STATED EXERCISE:
Check each line of the material below for the string "MasterCard", then report how many lines have it, and nothing else.

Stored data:
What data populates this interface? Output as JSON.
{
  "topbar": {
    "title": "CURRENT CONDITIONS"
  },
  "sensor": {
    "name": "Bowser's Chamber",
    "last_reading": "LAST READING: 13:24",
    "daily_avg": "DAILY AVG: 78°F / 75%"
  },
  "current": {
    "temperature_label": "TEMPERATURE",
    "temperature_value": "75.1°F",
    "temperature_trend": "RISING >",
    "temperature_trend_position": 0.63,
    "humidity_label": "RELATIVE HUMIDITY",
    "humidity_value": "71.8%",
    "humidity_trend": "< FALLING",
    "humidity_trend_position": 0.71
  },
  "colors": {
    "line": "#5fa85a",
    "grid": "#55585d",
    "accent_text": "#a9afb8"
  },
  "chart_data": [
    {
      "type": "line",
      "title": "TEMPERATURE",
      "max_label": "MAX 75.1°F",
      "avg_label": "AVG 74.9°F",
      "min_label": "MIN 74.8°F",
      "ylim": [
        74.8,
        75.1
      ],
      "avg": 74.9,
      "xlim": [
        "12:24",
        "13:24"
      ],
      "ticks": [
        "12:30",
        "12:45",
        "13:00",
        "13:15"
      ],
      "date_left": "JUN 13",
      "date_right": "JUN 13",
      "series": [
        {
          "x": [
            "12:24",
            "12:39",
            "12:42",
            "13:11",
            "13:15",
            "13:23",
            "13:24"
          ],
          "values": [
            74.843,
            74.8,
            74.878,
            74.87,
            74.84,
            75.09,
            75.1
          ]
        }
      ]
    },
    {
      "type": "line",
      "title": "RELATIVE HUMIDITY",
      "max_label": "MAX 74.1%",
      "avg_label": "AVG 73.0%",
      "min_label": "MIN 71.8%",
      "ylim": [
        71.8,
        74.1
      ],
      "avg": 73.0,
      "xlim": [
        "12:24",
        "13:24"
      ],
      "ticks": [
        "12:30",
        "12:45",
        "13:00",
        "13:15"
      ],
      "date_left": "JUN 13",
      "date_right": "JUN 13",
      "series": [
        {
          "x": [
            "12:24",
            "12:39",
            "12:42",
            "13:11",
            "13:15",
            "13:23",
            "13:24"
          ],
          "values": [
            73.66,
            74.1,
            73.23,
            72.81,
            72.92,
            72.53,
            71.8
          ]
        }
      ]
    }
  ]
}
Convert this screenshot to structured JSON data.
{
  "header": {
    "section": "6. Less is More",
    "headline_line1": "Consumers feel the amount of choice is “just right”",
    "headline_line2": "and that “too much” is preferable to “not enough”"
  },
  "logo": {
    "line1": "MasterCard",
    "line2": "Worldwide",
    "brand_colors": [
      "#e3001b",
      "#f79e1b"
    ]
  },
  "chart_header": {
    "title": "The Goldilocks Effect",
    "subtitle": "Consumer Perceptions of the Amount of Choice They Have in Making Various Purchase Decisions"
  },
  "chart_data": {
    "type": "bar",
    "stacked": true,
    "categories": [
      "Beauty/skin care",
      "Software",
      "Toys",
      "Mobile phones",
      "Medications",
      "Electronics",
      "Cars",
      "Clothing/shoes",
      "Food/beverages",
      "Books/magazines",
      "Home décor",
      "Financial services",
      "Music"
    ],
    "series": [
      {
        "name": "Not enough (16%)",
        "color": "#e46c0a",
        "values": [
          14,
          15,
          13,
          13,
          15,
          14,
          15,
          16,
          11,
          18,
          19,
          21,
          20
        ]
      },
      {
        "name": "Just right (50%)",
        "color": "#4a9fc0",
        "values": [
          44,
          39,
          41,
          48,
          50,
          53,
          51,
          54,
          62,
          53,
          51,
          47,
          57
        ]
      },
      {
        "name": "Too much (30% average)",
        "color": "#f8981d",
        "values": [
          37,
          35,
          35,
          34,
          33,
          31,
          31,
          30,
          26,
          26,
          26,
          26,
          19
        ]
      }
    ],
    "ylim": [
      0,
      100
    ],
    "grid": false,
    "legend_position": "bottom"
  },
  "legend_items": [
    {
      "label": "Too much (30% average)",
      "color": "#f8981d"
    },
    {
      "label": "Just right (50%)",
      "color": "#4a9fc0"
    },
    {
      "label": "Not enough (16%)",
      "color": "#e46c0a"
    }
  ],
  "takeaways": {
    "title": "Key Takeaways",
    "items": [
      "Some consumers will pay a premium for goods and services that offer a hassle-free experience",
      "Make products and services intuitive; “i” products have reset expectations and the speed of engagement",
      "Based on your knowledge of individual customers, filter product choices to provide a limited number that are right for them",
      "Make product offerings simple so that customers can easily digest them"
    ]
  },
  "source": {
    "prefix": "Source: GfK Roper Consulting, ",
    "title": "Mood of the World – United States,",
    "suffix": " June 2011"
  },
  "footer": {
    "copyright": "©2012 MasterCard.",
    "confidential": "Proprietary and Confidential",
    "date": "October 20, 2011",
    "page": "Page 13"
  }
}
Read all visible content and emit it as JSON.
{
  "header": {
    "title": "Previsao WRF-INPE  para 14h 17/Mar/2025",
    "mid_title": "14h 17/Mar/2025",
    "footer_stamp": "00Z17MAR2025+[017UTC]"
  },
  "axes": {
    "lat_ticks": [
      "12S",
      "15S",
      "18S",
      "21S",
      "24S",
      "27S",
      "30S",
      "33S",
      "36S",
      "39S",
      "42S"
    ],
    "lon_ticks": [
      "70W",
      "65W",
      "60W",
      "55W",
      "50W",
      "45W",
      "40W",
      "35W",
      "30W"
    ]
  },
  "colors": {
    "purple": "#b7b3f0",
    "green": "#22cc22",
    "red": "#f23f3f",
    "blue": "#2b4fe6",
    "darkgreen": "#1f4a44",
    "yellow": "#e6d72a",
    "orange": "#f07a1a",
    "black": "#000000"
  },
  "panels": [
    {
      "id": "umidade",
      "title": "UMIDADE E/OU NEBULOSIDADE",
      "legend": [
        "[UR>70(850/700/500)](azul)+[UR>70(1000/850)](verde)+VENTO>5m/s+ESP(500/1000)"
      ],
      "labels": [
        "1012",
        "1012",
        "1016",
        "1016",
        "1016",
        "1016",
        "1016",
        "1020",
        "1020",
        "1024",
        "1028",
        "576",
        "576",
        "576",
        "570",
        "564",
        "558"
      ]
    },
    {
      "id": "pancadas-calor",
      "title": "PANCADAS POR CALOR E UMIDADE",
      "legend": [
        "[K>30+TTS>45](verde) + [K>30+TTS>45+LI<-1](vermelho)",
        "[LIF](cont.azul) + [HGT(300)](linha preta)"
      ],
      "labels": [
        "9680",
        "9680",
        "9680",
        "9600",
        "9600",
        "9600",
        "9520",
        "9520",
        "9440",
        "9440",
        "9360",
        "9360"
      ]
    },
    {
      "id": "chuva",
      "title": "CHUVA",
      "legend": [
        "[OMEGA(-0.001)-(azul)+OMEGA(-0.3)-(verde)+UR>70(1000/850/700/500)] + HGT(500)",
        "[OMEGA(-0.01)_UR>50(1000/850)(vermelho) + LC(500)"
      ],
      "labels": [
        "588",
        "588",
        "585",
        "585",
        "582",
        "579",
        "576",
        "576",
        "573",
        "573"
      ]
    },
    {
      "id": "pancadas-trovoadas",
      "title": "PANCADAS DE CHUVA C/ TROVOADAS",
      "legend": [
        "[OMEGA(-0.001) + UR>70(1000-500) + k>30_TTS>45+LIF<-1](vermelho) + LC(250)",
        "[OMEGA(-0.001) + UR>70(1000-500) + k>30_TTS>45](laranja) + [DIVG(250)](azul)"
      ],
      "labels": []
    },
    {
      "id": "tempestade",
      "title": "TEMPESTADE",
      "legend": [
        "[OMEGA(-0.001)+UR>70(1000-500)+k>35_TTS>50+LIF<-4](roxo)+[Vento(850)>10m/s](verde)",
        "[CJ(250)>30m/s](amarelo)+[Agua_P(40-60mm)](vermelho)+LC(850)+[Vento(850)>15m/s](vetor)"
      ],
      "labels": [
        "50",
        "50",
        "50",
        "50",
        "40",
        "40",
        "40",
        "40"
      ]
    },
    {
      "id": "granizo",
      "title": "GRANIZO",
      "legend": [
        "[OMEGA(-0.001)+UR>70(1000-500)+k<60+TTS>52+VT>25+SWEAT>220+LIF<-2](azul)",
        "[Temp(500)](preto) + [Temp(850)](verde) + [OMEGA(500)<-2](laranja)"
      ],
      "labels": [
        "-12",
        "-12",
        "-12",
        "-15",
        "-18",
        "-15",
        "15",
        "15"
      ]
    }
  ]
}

RESPONSE TO THE TASK:
2